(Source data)
BEGIN
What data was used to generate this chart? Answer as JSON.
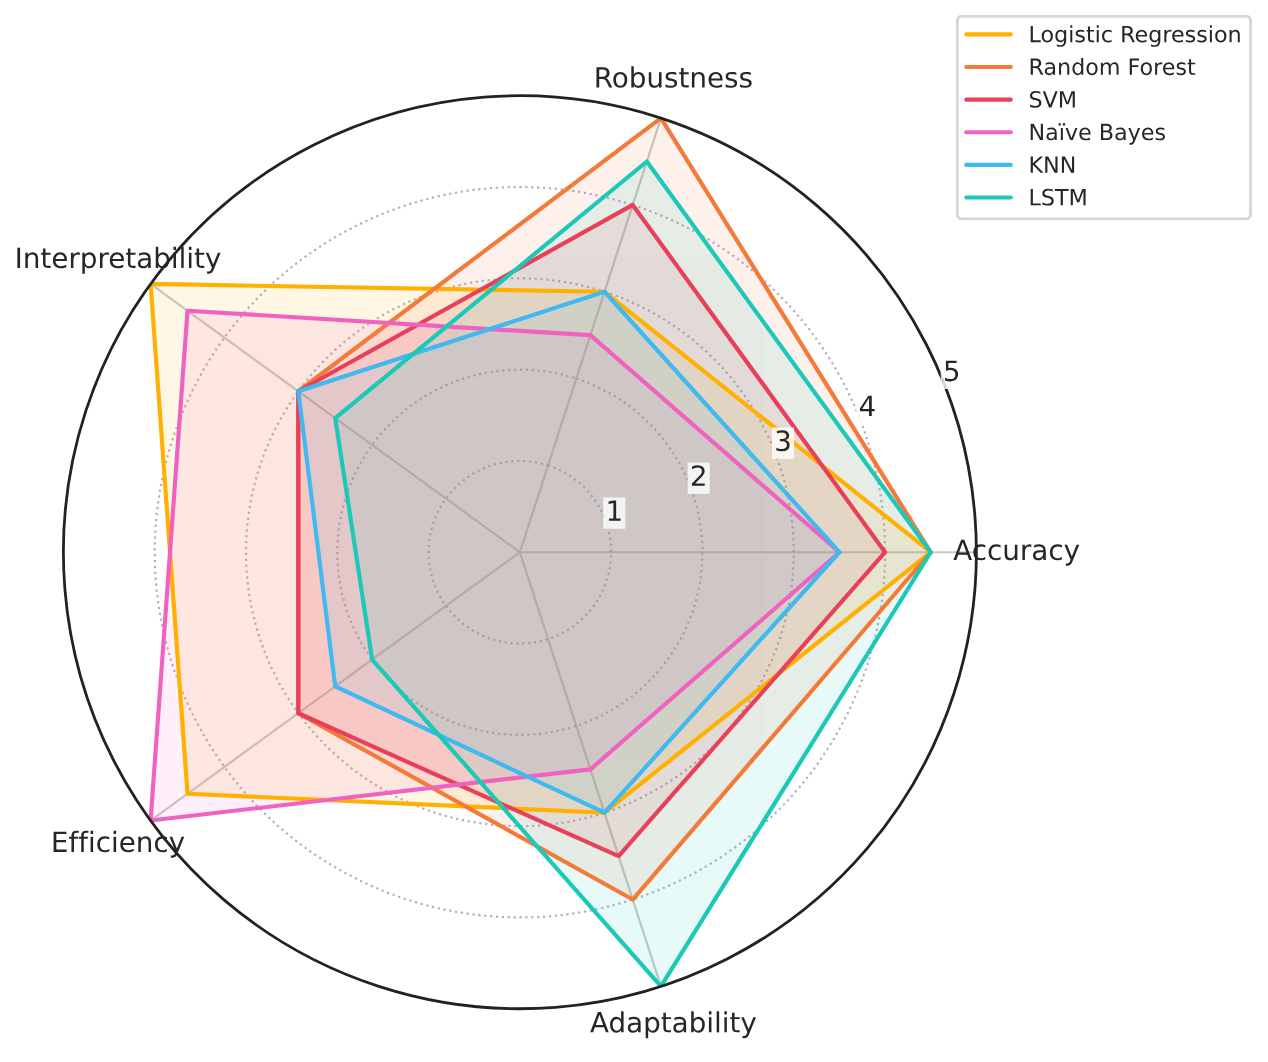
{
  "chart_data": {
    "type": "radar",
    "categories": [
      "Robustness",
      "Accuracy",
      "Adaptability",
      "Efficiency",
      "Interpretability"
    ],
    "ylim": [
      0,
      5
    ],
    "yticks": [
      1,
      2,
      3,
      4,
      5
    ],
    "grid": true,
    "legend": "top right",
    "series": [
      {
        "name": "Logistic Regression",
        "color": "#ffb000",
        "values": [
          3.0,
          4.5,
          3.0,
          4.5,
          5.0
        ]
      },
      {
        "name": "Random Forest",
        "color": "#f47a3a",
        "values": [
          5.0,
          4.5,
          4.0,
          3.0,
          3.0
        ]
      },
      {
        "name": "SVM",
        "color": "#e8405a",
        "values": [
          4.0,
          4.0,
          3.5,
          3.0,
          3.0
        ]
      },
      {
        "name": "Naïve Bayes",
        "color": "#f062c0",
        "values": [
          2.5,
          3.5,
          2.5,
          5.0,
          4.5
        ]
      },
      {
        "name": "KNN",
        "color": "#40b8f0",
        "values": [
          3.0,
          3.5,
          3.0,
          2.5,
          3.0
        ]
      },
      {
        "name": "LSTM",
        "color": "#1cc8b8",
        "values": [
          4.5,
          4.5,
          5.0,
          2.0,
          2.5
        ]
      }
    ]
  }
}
END
Do this.
Repeat the listing in full and exactly. Do not include any images.

Written reply.
What data was used to generate this chart? Answer as JSON.
{
  "chart_data": {
    "type": "radar",
    "categories": [
      "Robustness",
      "Accuracy",
      "Adaptability",
      "Efficiency",
      "Interpretability"
    ],
    "ylim": [
      0,
      5
    ],
    "yticks": [
      1,
      2,
      3,
      4,
      5
    ],
    "grid": true,
    "legend": "top right",
    "series": [
      {
        "name": "Logistic Regression",
        "color": "#ffb000",
        "values": [
          3.0,
          4.5,
          3.0,
          4.5,
          5.0
        ]
      },
      {
        "name": "Random Forest",
        "color": "#f47a3a",
        "values": [
          5.0,
          4.5,
          4.0,
          3.0,
          3.0
        ]
      },
      {
        "name": "SVM",
        "color": "#e8405a",
        "values": [
          4.0,
          4.0,
          3.5,
          3.0,
          3.0
        ]
      },
      {
        "name": "Naïve Bayes",
        "color": "#f062c0",
        "values": [
          2.5,
          3.5,
          2.5,
          5.0,
          4.5
        ]
      },
      {
        "name": "KNN",
        "color": "#40b8f0",
        "values": [
          3.0,
          3.5,
          3.0,
          2.5,
          3.0
        ]
      },
      {
        "name": "LSTM",
        "color": "#1cc8b8",
        "values": [
          4.5,
          4.5,
          5.0,
          2.0,
          2.5
        ]
      }
    ]
  }
}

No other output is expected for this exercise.